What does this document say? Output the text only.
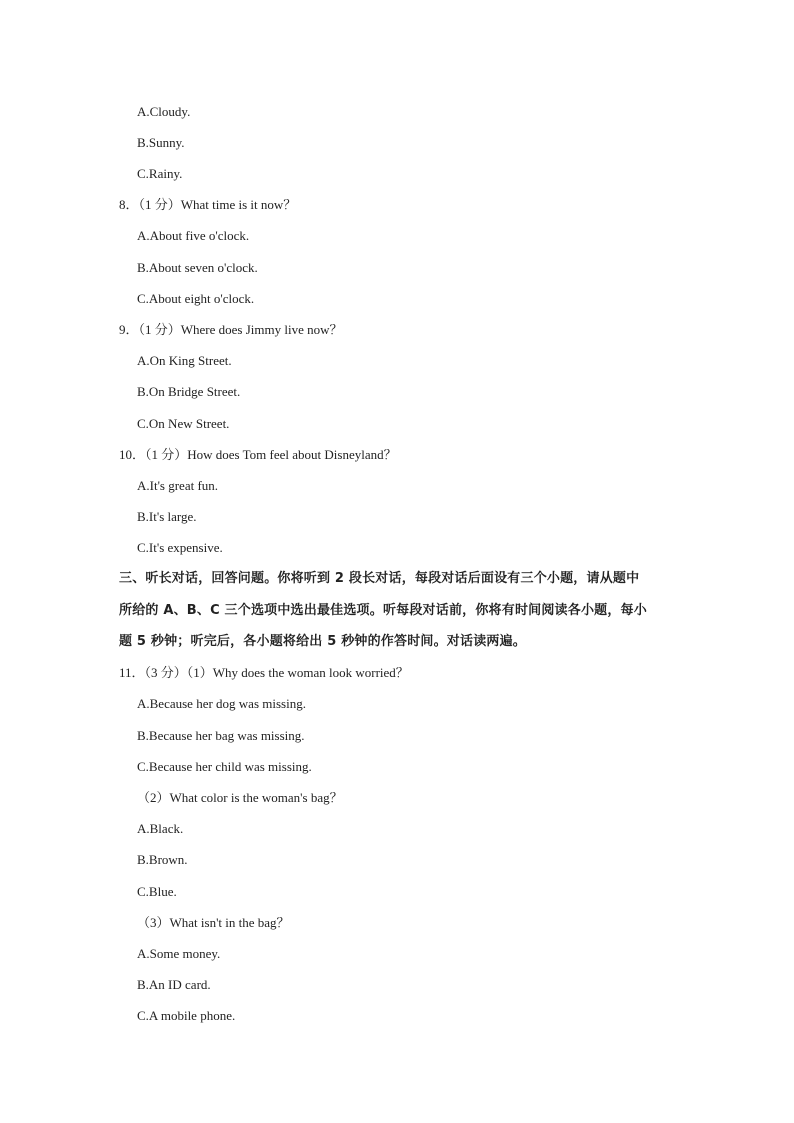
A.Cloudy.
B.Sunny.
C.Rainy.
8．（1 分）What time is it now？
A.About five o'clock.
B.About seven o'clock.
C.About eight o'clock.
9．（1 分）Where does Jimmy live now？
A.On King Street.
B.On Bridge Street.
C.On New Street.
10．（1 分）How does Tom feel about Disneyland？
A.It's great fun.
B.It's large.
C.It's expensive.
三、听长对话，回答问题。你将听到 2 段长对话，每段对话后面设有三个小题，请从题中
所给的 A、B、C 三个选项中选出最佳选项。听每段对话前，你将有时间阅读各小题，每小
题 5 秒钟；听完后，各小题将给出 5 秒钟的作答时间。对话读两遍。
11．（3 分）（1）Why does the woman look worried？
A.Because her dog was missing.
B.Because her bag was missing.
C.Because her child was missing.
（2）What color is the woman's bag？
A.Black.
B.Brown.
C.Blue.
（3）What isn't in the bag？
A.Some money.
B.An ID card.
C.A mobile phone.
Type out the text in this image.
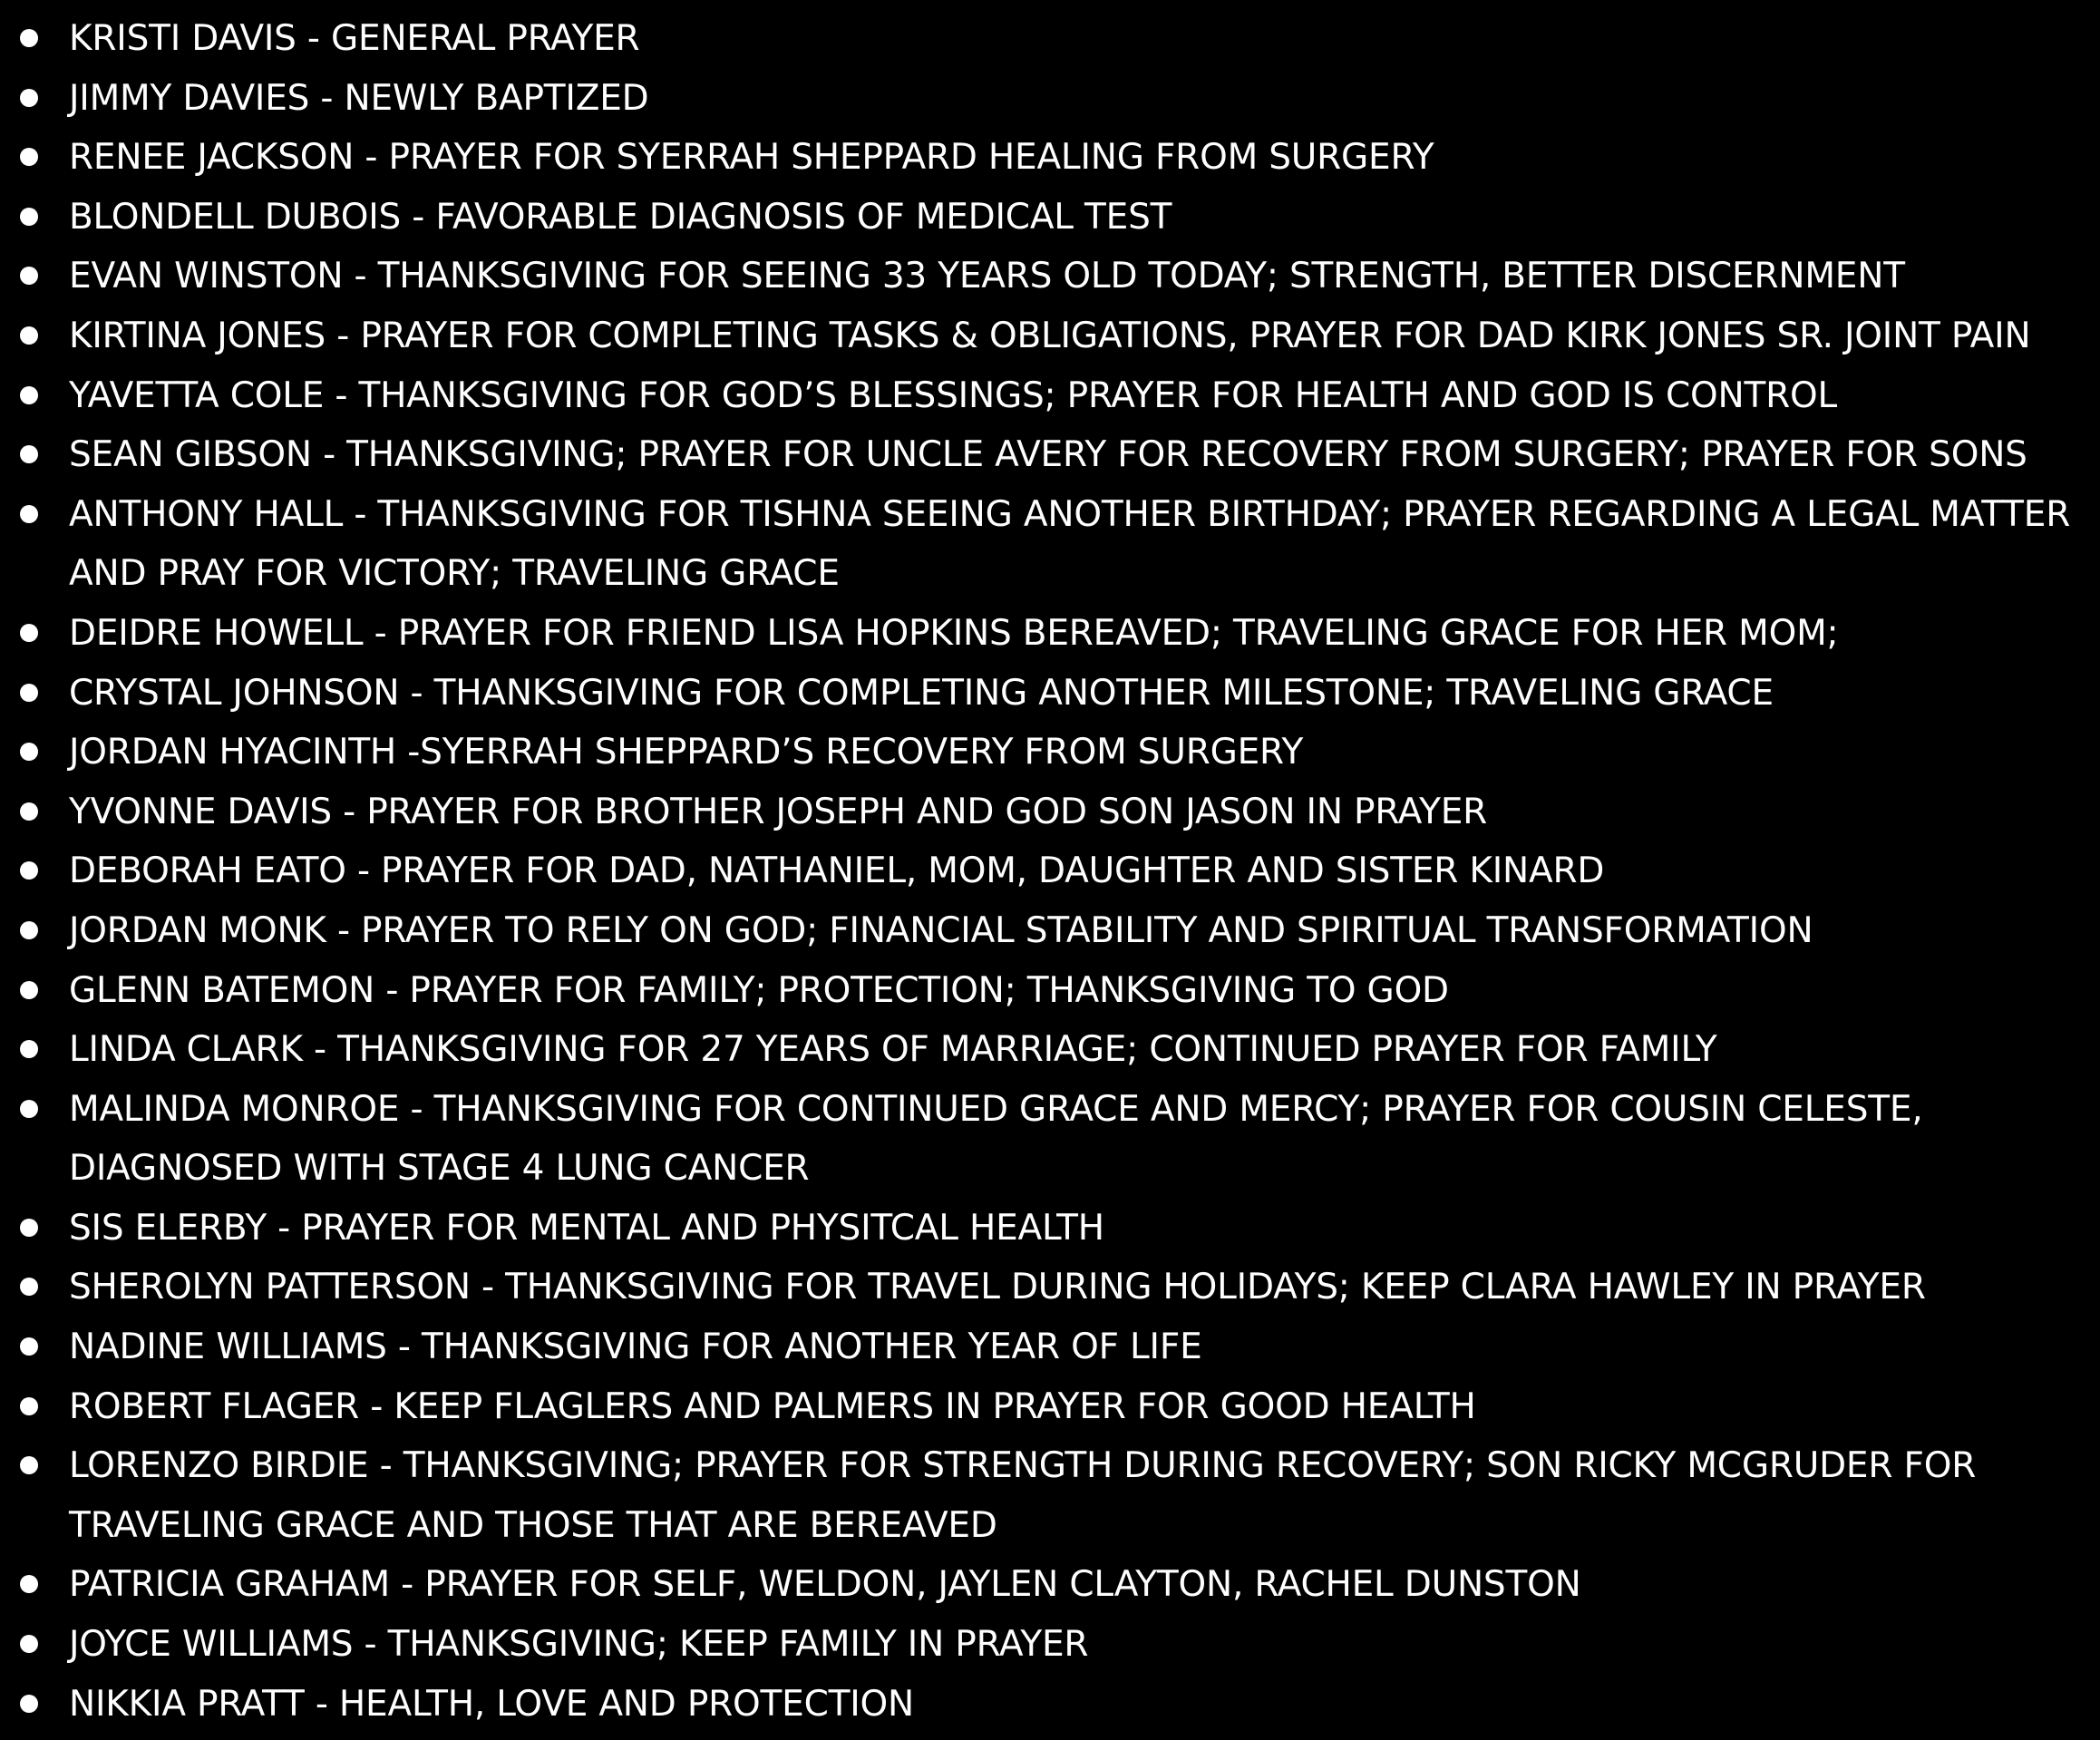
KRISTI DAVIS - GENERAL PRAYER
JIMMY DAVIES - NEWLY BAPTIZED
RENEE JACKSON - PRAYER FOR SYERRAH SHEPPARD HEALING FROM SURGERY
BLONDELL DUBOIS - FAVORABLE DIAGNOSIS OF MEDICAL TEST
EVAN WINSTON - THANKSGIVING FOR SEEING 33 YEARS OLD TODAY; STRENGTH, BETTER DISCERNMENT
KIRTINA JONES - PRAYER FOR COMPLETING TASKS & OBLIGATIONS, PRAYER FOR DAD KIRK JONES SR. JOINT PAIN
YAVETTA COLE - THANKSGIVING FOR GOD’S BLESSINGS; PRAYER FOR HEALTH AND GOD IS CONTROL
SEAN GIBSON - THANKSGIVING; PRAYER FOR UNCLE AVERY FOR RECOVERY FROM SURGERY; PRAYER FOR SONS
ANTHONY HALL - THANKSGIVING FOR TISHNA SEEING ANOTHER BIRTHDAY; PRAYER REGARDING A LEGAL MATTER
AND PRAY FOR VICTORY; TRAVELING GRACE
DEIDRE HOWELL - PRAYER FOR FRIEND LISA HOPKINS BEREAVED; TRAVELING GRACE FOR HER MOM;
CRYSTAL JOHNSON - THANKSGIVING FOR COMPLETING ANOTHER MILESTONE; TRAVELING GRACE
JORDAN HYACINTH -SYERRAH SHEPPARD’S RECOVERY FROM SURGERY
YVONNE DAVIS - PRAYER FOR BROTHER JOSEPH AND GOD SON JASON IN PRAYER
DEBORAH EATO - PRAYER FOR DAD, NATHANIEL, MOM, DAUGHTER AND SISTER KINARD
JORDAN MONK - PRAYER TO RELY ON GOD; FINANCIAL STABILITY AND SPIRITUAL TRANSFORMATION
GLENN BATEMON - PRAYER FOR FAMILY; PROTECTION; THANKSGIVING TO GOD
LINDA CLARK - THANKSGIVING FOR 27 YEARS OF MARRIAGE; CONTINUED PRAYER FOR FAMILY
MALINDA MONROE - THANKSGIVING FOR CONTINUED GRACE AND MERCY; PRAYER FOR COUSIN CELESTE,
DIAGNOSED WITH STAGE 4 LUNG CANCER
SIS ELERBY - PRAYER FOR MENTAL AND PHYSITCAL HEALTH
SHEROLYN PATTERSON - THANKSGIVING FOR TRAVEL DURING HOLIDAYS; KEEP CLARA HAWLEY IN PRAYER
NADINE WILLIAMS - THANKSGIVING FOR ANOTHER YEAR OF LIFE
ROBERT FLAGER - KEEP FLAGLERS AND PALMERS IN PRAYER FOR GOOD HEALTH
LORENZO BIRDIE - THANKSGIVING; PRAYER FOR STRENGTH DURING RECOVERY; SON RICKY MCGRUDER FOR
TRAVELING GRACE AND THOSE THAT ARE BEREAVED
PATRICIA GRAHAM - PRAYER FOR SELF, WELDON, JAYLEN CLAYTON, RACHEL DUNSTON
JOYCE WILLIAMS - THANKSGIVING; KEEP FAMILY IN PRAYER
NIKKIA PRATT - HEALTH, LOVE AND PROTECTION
* * *
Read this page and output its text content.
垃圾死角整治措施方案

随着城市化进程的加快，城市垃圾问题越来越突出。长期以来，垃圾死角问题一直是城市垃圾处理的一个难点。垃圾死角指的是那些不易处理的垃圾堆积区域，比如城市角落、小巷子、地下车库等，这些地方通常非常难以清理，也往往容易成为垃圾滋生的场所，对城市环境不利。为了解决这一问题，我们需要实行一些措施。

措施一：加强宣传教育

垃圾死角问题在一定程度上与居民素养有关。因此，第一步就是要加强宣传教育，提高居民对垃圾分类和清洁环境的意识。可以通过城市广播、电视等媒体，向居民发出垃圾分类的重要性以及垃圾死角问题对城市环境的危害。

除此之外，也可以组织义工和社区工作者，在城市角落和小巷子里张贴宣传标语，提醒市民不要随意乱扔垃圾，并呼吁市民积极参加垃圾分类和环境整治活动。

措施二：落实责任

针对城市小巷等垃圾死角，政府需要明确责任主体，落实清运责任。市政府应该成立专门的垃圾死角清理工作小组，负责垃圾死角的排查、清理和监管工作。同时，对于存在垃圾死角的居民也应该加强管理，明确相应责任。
...
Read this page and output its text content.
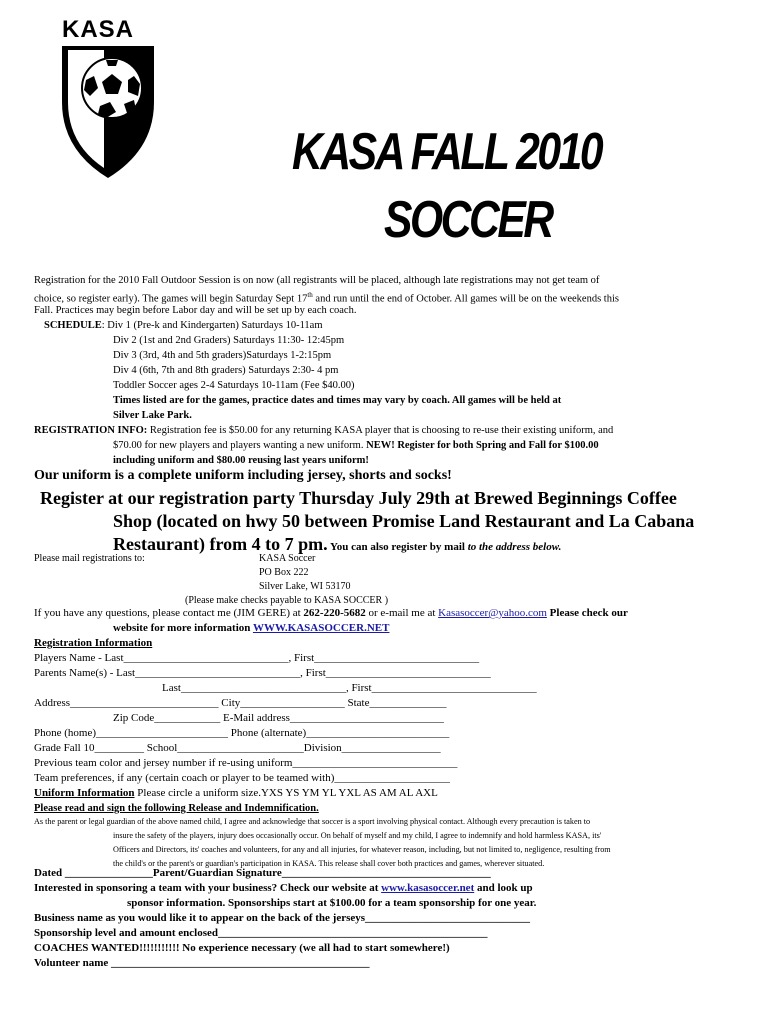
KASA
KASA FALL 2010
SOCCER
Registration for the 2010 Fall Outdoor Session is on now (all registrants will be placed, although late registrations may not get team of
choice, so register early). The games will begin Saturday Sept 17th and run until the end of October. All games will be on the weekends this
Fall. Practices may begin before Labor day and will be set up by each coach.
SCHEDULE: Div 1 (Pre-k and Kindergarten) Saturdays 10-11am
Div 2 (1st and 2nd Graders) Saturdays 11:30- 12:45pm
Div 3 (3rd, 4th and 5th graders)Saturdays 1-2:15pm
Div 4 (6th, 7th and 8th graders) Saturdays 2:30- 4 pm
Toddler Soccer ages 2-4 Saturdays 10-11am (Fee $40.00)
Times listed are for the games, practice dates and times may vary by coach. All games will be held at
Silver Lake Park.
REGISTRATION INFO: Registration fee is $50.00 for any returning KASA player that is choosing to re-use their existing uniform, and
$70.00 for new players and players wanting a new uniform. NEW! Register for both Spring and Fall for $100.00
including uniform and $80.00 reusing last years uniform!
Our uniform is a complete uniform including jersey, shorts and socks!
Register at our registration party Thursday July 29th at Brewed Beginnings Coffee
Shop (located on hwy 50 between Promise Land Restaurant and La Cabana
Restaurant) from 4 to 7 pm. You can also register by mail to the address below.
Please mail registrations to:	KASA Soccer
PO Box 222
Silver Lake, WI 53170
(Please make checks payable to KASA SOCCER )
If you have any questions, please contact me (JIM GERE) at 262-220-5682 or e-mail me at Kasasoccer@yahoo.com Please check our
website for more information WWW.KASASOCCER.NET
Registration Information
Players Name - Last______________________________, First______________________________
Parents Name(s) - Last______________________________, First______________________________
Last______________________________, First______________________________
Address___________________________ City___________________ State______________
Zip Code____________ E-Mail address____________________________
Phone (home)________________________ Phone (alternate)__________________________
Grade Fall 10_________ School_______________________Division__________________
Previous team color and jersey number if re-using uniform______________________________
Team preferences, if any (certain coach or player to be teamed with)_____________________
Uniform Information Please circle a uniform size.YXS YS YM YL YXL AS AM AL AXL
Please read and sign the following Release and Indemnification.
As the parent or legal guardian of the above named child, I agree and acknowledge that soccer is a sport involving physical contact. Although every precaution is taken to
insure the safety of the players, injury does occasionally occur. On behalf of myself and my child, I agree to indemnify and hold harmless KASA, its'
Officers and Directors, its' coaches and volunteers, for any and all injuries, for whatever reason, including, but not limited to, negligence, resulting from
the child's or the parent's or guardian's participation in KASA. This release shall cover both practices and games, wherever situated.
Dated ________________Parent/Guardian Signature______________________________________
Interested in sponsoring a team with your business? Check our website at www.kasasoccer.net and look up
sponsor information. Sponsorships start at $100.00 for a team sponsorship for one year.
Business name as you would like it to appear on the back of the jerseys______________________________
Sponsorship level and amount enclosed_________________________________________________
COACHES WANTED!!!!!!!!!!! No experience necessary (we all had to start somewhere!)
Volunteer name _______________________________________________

**Objective:**
Go through the data and gather every line that holds "clock".

**Output:**
A.About five o'clock.
B.About seven o'clock.
C.About eight o'clock.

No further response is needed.